The exercise |
In the discussion excerpt below, what is our "discovery" of natural selection compared to? Please answer in a few words.

Document excerpt |

And yet, natural selection worked for quite some time without humans to cook it up. At this point, I don’t know whether you’re conflating our discovery of natural selection with the process itself. In any case, a thing need not be metaphysical to have no mass. (And you know that, I think.)

Whatever floats your boat.

So you’re happy to think that spirits exist when nothing in the universe suggests that it’s so?

Doesn’t the concept of a spirit sound like something a primitive man would think of? Like the idea that there is water behind the dome of the sky or that humans were crafted from clay? Primitive people believe things that seem logical to them given what they know.

A person can die without his body looking any different, so it’s logical to think that a spirit, the thing that animated him left. We know that when people die, it’s because a system in their body has broken down. Something breaks and a cascade of failures happen until the body as a whole stops working. From the point of view of our knowledge, nothing has to leave. So why assume that something does?

Just because an idea (the spirit or the existence of god) has a long pedigree doesn’t mean it’s worth anything. Spirits are a comforting idea, but living in ignorance and denial of reality because it’s comforting isn’t IMHO a good way to face the world.

Our “discovery” of natural selection is merely an assignment of an idea and words by humans to patterns of events that occur in the universe, much like our process of naming rivers.

It’s an idea, nothing more. If your position is that the spirit is an idea then we are in agreement.

Extracted records |
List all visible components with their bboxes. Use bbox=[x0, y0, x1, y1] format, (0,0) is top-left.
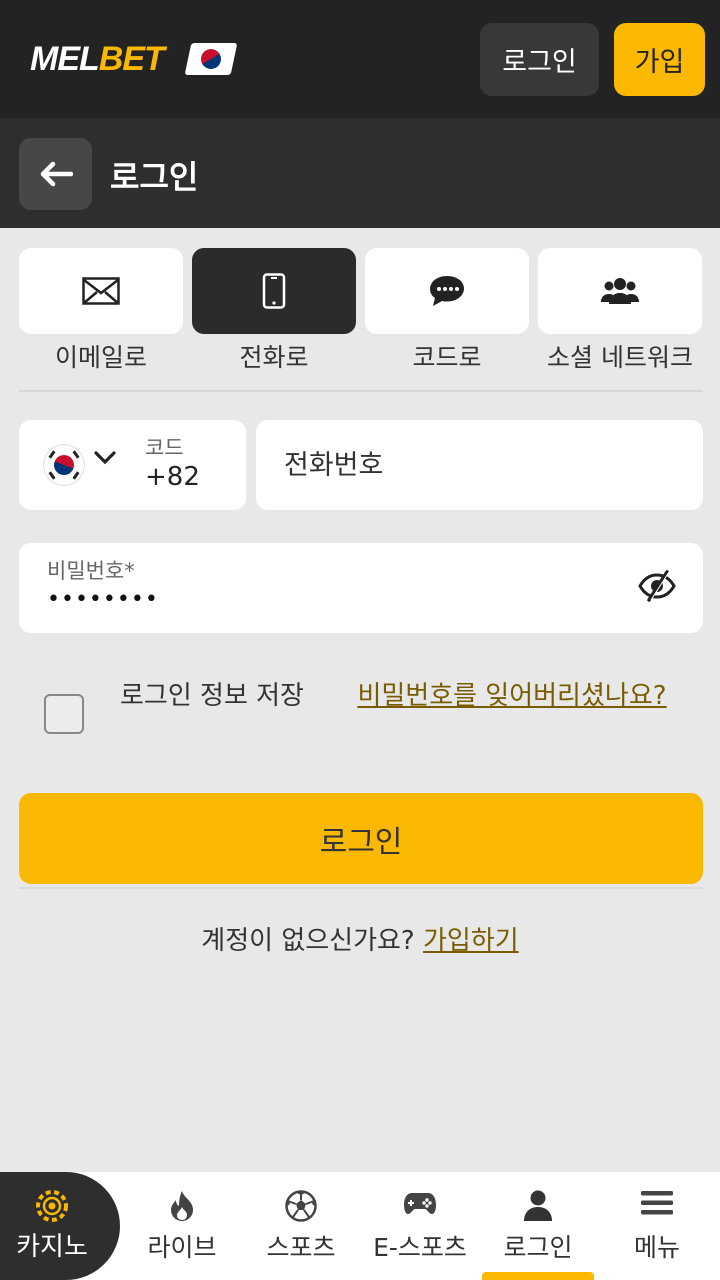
nav-menu-label: 메뉴 bbox=[633, 1233, 680, 1262]
korea-flag-icon bbox=[184, 43, 238, 75]
casino-chip-icon bbox=[36, 1190, 68, 1222]
active-tab-indicator bbox=[482, 1272, 594, 1280]
flame-icon bbox=[171, 1191, 193, 1221]
nav-live[interactable]: 라이브 bbox=[122, 1172, 242, 1280]
signup-link[interactable]: 가입하기 bbox=[423, 926, 519, 956]
nav-login[interactable]: 로그인 bbox=[478, 1172, 598, 1280]
code-value: +82 bbox=[145, 462, 200, 492]
password-value: •••••••• bbox=[47, 587, 159, 612]
divider bbox=[19, 887, 703, 889]
nav-casino-label: 카지노 bbox=[16, 1232, 88, 1262]
phone-number-input[interactable] bbox=[256, 420, 703, 510]
tab-social-label: 소셜 네트워크 bbox=[547, 343, 693, 372]
tab-social[interactable] bbox=[538, 248, 702, 334]
password-label: 비밀번호* bbox=[47, 559, 135, 583]
arrow-left-icon bbox=[40, 161, 73, 187]
password-field[interactable]: 비밀번호* •••••••• bbox=[19, 543, 703, 633]
user-icon bbox=[524, 1190, 552, 1221]
tab-phone-label: 전화로 bbox=[239, 343, 309, 372]
nav-sports[interactable]: 스포츠 bbox=[241, 1172, 361, 1280]
login-submit-button[interactable]: 로그인 bbox=[19, 793, 703, 884]
users-group-icon bbox=[601, 278, 639, 304]
chevron-down-icon bbox=[94, 451, 116, 465]
soccer-ball-icon bbox=[285, 1190, 317, 1222]
page-header: 로그인 bbox=[0, 118, 720, 228]
country-code-select[interactable]: 코드 +82 bbox=[19, 420, 246, 510]
phone-icon bbox=[262, 273, 286, 309]
nav-esports-label: E-스포츠 bbox=[373, 1233, 467, 1262]
nav-menu[interactable]: 메뉴 bbox=[597, 1172, 717, 1280]
signup-prompt: 계정이 없으신가요? 가입하기 bbox=[0, 920, 720, 957]
hamburger-icon bbox=[641, 1191, 673, 1215]
gamepad-icon bbox=[404, 1193, 436, 1214]
tab-email[interactable] bbox=[19, 248, 183, 334]
nav-sports-label: 스포츠 bbox=[266, 1233, 336, 1262]
nav-casino[interactable]: 카지노 bbox=[0, 1172, 120, 1280]
tab-email-label: 이메일로 bbox=[54, 343, 147, 372]
nav-esports[interactable]: E-스포츠 bbox=[360, 1172, 480, 1280]
tab-code-label: 코드로 bbox=[412, 343, 482, 372]
code-label: 코드 bbox=[145, 436, 184, 460]
forgot-password-link[interactable]: 비밀번호를 잊어버리셨나요? bbox=[352, 680, 672, 713]
tab-phone[interactable] bbox=[192, 248, 356, 334]
eye-slash-icon[interactable] bbox=[637, 569, 677, 603]
nav-login-label: 로그인 bbox=[503, 1233, 573, 1262]
signup-text: 계정이 없으신가요? bbox=[201, 926, 415, 956]
remember-checkbox[interactable] bbox=[44, 694, 84, 734]
page-title: 로그인 bbox=[110, 158, 199, 196]
korea-flag-icon bbox=[44, 445, 84, 485]
header-join-button[interactable]: 가입 bbox=[614, 23, 705, 96]
tab-code[interactable] bbox=[365, 248, 529, 334]
nav-live-label: 라이브 bbox=[147, 1233, 217, 1262]
melbet-logo[interactable]: MELBET bbox=[30, 40, 165, 79]
top-header: MELBET 로그인 가입 bbox=[0, 0, 720, 118]
header-login-button[interactable]: 로그인 bbox=[480, 23, 599, 96]
chat-bubble-icon bbox=[430, 276, 464, 306]
envelope-icon bbox=[82, 277, 120, 305]
divider bbox=[19, 390, 703, 392]
remember-label[interactable]: 로그인 정보 저장 bbox=[120, 680, 320, 713]
back-button[interactable] bbox=[19, 138, 92, 210]
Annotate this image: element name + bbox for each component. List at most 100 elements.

Full output |
Our process of naming rivers.